** START **

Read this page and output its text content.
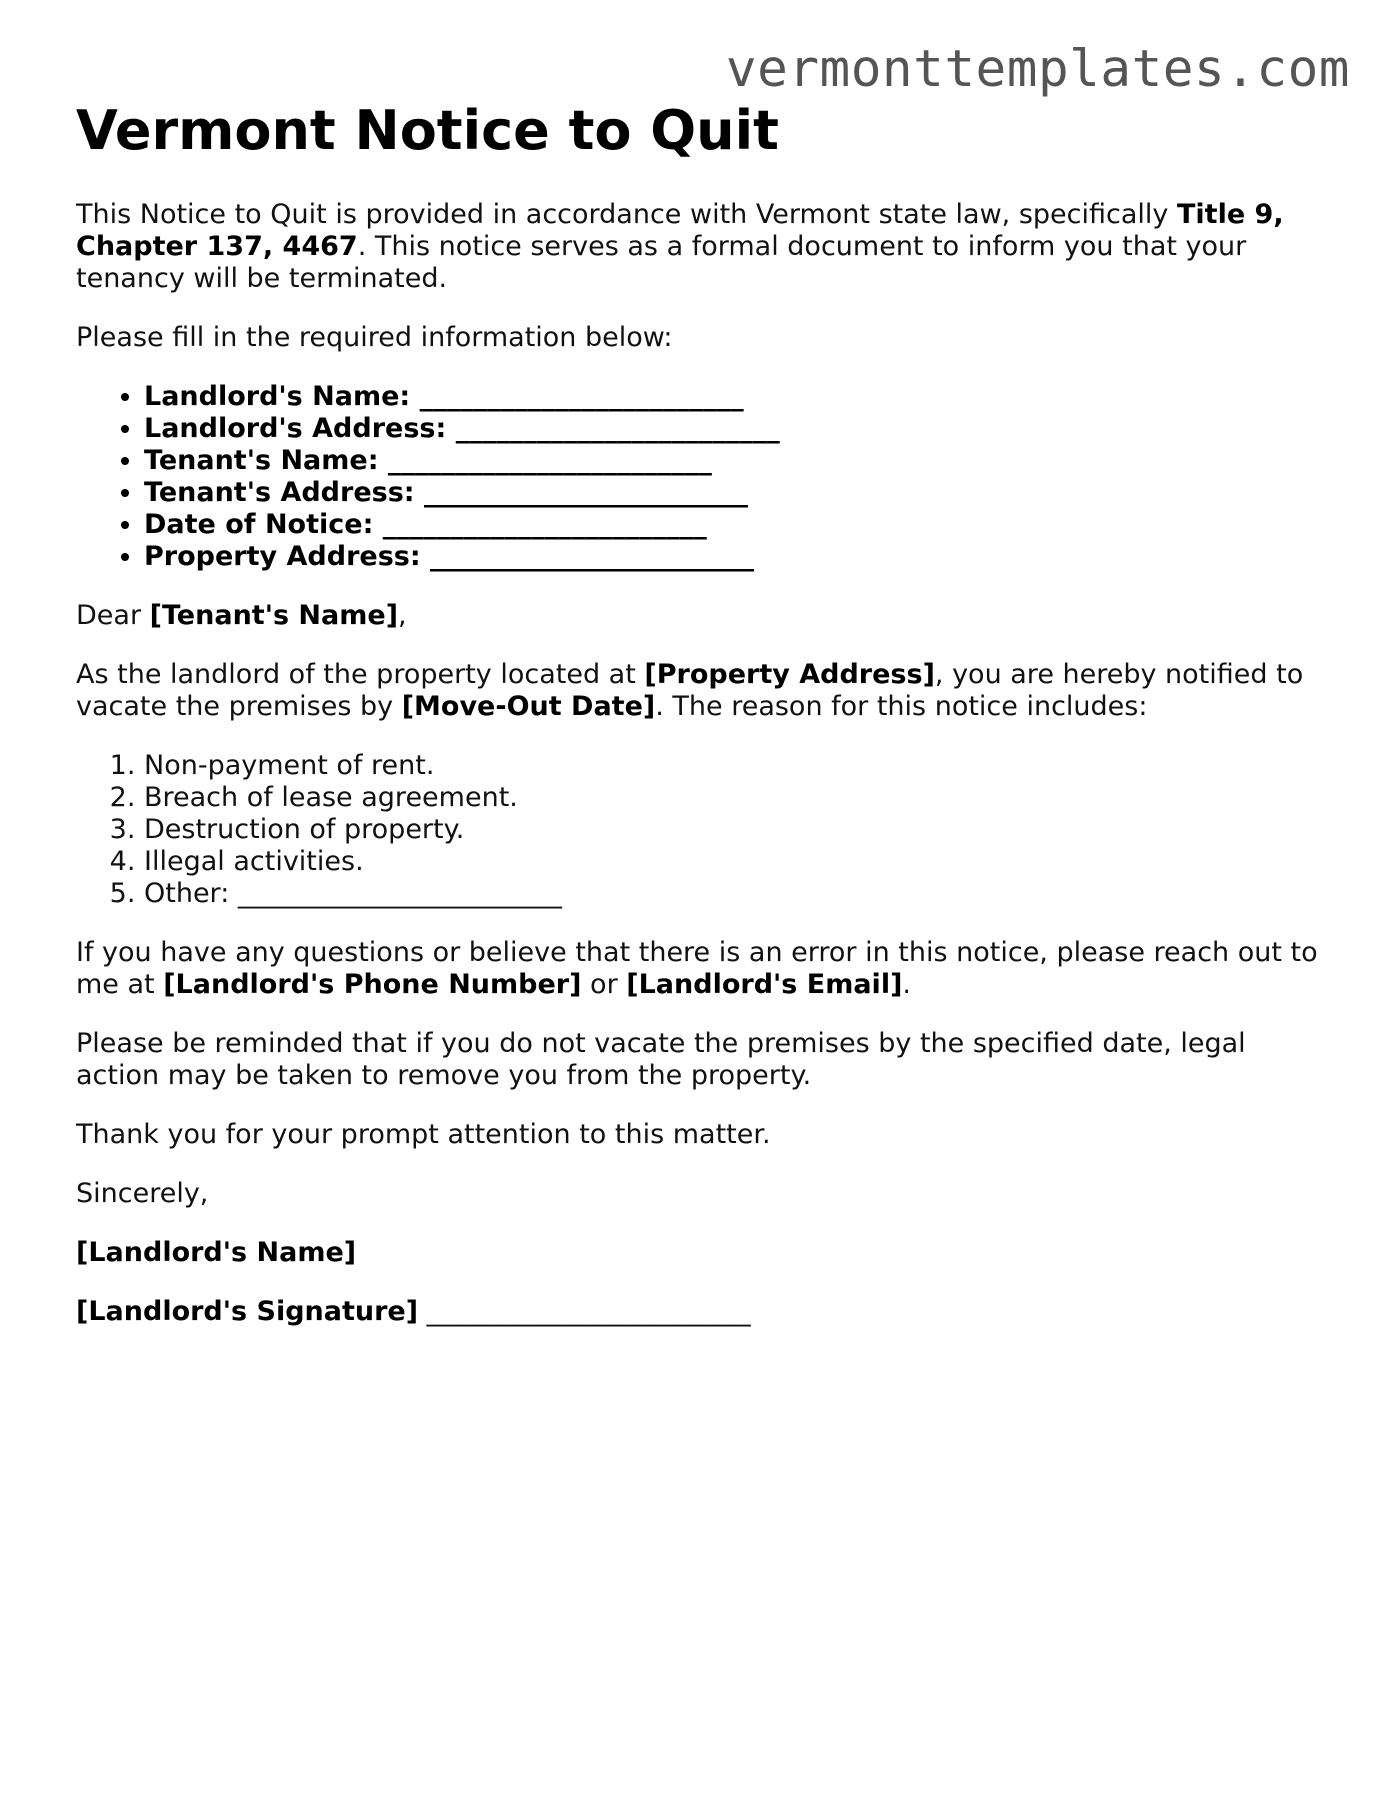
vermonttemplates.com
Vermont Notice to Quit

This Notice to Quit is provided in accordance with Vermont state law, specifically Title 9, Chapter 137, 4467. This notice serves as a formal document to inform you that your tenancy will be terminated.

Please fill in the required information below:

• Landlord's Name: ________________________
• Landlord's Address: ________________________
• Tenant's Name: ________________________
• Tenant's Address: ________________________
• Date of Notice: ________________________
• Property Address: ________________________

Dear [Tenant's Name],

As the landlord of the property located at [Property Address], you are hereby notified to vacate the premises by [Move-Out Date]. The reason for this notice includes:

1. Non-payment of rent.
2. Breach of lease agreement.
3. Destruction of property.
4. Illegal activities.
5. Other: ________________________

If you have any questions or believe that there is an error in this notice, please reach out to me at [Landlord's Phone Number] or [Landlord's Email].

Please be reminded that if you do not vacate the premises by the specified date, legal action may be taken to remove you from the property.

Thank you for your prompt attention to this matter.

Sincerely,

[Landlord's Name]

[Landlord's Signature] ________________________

** END **
** START **

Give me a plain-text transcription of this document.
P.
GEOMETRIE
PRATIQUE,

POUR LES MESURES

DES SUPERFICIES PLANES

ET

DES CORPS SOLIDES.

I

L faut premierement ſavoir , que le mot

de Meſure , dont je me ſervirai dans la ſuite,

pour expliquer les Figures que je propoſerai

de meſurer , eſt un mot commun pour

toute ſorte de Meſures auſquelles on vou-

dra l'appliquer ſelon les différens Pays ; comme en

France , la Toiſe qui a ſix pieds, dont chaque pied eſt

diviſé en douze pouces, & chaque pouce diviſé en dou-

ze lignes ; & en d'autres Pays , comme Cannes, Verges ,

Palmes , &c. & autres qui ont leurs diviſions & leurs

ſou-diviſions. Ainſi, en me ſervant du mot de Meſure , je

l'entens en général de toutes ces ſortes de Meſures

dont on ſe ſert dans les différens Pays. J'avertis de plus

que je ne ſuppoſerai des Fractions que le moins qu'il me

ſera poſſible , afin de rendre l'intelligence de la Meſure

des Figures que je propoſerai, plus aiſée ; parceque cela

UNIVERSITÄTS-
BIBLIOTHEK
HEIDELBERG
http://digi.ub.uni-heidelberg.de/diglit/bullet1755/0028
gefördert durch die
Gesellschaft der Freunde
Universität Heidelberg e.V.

** END **
** START **

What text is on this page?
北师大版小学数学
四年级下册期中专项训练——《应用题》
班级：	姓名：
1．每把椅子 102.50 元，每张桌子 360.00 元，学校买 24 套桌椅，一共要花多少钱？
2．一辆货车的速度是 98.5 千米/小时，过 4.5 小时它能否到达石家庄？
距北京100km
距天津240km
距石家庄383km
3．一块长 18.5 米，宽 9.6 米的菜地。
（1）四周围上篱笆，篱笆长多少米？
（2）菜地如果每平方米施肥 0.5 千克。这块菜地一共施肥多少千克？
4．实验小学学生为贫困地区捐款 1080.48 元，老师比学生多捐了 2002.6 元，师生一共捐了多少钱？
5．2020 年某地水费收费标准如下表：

** END **

• [Task goal]: From the data above, pick out each line containing "Address" and copy it.

• [Output]:
• Landlord's Address: ________________________
• Tenant's Address: ________________________
• Property Address: ________________________
As the landlord of the property located at [Property Address], you are hereby notified to vacate the premises by [Move-Out Date]. The reason for this notice includes:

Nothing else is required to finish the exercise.